### What you are asked to do
Return each line of the records holding the string "this".

--- Dataset extract ---

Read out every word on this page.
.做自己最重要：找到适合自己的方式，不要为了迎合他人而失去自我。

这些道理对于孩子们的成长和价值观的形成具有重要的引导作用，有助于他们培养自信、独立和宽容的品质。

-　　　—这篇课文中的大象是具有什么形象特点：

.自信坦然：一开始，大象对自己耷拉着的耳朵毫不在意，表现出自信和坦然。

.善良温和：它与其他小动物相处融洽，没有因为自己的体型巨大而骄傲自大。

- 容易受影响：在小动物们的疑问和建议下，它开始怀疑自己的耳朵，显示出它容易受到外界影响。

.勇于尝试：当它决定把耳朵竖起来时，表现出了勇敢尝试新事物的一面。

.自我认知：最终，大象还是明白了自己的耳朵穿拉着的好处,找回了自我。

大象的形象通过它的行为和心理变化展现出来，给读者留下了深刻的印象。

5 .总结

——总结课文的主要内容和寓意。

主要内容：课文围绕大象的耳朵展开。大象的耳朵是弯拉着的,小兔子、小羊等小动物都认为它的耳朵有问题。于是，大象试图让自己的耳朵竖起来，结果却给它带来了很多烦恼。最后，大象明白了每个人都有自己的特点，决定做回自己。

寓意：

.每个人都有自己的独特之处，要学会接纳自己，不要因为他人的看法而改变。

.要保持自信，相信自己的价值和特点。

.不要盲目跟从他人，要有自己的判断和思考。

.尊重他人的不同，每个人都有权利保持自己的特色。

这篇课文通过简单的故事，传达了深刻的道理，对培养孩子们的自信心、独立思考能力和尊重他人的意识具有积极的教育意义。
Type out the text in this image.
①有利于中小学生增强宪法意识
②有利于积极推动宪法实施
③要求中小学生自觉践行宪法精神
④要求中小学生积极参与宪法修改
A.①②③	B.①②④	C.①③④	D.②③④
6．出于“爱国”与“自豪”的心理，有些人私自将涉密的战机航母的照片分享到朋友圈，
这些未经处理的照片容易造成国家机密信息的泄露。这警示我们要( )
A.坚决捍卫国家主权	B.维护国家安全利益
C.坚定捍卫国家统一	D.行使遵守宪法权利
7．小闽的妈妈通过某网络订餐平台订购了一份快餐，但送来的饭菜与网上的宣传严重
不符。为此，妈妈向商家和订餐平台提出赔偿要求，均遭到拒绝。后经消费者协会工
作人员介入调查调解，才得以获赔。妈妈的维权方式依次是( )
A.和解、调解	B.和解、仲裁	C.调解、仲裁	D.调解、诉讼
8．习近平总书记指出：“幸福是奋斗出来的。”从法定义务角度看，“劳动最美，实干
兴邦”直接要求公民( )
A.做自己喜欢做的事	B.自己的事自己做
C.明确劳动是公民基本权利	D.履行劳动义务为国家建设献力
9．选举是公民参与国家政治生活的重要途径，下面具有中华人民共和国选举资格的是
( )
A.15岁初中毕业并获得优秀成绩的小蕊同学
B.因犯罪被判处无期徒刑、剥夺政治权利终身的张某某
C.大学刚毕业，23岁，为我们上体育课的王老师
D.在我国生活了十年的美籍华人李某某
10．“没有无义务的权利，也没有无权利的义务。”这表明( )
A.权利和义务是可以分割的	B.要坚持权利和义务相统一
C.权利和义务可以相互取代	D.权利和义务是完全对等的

---

### The solution
Read out every word on this page.
Type out the text in this image.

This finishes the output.